--- Directions ---
Your task is to copy every line of this material exactly.

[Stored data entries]
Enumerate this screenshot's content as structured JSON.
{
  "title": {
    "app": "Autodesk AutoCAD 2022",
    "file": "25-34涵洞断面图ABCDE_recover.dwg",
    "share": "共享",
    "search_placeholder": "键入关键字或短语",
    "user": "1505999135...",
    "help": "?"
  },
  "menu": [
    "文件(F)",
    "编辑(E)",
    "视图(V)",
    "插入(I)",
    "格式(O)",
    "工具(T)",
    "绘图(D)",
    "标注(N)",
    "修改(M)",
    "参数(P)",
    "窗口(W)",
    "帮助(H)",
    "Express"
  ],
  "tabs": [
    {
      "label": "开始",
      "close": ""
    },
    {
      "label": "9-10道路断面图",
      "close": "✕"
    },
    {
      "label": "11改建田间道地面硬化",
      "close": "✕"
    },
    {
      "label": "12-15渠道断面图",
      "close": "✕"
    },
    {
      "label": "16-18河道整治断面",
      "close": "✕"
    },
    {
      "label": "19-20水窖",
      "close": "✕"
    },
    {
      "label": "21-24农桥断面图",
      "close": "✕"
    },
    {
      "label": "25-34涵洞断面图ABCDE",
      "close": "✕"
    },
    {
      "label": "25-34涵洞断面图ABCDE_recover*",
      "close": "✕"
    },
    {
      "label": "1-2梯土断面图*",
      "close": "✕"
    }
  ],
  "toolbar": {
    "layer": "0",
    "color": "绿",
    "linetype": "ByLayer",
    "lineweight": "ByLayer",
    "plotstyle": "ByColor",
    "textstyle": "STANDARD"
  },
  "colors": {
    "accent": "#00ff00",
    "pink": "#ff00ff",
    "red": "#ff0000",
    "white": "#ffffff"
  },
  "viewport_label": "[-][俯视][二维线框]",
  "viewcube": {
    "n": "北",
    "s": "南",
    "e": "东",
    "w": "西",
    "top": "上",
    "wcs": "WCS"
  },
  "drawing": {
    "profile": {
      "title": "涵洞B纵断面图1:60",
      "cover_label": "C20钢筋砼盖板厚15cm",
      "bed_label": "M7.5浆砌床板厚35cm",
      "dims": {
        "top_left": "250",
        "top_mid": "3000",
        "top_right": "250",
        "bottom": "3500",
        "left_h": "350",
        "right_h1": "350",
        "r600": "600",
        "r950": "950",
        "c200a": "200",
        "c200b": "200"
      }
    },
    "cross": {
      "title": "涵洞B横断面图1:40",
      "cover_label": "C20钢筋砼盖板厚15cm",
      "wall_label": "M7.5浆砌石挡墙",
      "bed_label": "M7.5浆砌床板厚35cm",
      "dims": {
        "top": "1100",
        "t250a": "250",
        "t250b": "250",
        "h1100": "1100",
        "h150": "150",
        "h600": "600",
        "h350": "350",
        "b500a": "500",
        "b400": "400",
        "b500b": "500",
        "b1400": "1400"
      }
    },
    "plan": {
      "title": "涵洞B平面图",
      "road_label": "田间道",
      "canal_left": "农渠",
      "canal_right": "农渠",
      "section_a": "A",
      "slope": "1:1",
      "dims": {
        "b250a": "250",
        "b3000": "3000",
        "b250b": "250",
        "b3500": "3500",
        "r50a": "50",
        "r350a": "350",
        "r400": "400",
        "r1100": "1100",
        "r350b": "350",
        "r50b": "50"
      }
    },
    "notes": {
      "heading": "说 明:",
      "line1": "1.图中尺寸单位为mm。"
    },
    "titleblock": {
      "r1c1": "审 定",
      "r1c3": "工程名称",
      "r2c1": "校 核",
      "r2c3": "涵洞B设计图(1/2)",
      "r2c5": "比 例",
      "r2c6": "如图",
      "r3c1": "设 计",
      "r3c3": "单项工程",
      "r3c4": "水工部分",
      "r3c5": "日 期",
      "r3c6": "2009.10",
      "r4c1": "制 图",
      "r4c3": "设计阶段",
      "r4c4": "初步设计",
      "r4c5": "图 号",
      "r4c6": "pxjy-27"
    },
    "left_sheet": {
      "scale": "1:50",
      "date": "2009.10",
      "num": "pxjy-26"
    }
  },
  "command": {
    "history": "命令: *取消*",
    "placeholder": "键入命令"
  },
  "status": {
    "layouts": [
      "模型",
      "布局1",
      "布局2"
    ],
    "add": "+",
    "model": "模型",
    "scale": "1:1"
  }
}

--- Task solution ---
Enumerate this screenshot's content as structured JSON.
{
  "title": {
    "app": "Autodesk AutoCAD 2022",
    "file": "25-34涵洞断面图ABCDE_recover.dwg",
    "share": "共享",
    "search_placeholder": "键入关键字或短语",
    "user": "1505999135...",
    "help": "?"
  },
  "menu": [
    "文件(F)",
    "编辑(E)",
    "视图(V)",
    "插入(I)",
    "格式(O)",
    "工具(T)",
    "绘图(D)",
    "标注(N)",
    "修改(M)",
    "参数(P)",
    "窗口(W)",
    "帮助(H)",
    "Express"
  ],
  "tabs": [
    {
      "label": "开始",
      "close": ""
    },
    {
      "label": "9-10道路断面图",
      "close": "✕"
    },
    {
      "label": "11改建田间道地面硬化",
      "close": "✕"
    },
    {
      "label": "12-15渠道断面图",
      "close": "✕"
    },
    {
      "label": "16-18河道整治断面",
      "close": "✕"
    },
    {
      "label": "19-20水窖",
      "close": "✕"
    },
    {
      "label": "21-24农桥断面图",
      "close": "✕"
    },
    {
      "label": "25-34涵洞断面图ABCDE",
      "close": "✕"
    },
    {
      "label": "25-34涵洞断面图ABCDE_recover*",
      "close": "✕"
    },
    {
      "label": "1-2梯土断面图*",
      "close": "✕"
    }
  ],
  "toolbar": {
    "layer": "0",
    "color": "绿",
    "linetype": "ByLayer",
    "lineweight": "ByLayer",
    "plotstyle": "ByColor",
    "textstyle": "STANDARD"
  },
  "colors": {
    "accent": "#00ff00",
    "pink": "#ff00ff",
    "red": "#ff0000",
    "white": "#ffffff"
  },
  "viewport_label": "[-][俯视][二维线框]",
  "viewcube": {
    "n": "北",
    "s": "南",
    "e": "东",
    "w": "西",
    "top": "上",
    "wcs": "WCS"
  },
  "drawing": {
    "profile": {
      "title": "涵洞B纵断面图1:60",
      "cover_label": "C20钢筋砼盖板厚15cm",
      "bed_label": "M7.5浆砌床板厚35cm",
      "dims": {
        "top_left": "250",
        "top_mid": "3000",
        "top_right": "250",
        "bottom": "3500",
        "left_h": "350",
        "right_h1": "350",
        "r600": "600",
        "r950": "950",
        "c200a": "200",
        "c200b": "200"
      }
    },
    "cross": {
      "title": "涵洞B横断面图1:40",
      "cover_label": "C20钢筋砼盖板厚15cm",
      "wall_label": "M7.5浆砌石挡墙",
      "bed_label": "M7.5浆砌床板厚35cm",
      "dims": {
        "top": "1100",
        "t250a": "250",
        "t250b": "250",
        "h1100": "1100",
        "h150": "150",
        "h600": "600",
        "h350": "350",
        "b500a": "500",
        "b400": "400",
        "b500b": "500",
        "b1400": "1400"
      }
    },
    "plan": {
      "title": "涵洞B平面图",
      "road_label": "田间道",
      "canal_left": "农渠",
      "canal_right": "农渠",
      "section_a": "A",
      "slope": "1:1",
      "dims": {
        "b250a": "250",
        "b3000": "3000",
        "b250b": "250",
        "b3500": "3500",
        "r50a": "50",
        "r350a": "350",
        "r400": "400",
        "r1100": "1100",
        "r350b": "350",
        "r50b": "50"
      }
    },
    "notes": {
      "heading": "说 明:",
      "line1": "1.图中尺寸单位为mm。"
    },
    "titleblock": {
      "r1c1": "审 定",
      "r1c3": "工程名称",
      "r2c1": "校 核",
      "r2c3": "涵洞B设计图(1/2)",
      "r2c5": "比 例",
      "r2c6": "如图",
      "r3c1": "设 计",
      "r3c3": "单项工程",
      "r3c4": "水工部分",
      "r3c5": "日 期",
      "r3c6": "2009.10",
      "r4c1": "制 图",
      "r4c3": "设计阶段",
      "r4c4": "初步设计",
      "r4c5": "图 号",
      "r4c6": "pxjy-27"
    },
    "left_sheet": {
      "scale": "1:50",
      "date": "2009.10",
      "num": "pxjy-26"
    }
  },
  "command": {
    "history": "命令: *取消*",
    "placeholder": "键入命令"
  },
  "status": {
    "layouts": [
      "模型",
      "布局1",
      "布局2"
    ],
    "add": "+",
    "model": "模型",
    "scale": "1:1"
  }
}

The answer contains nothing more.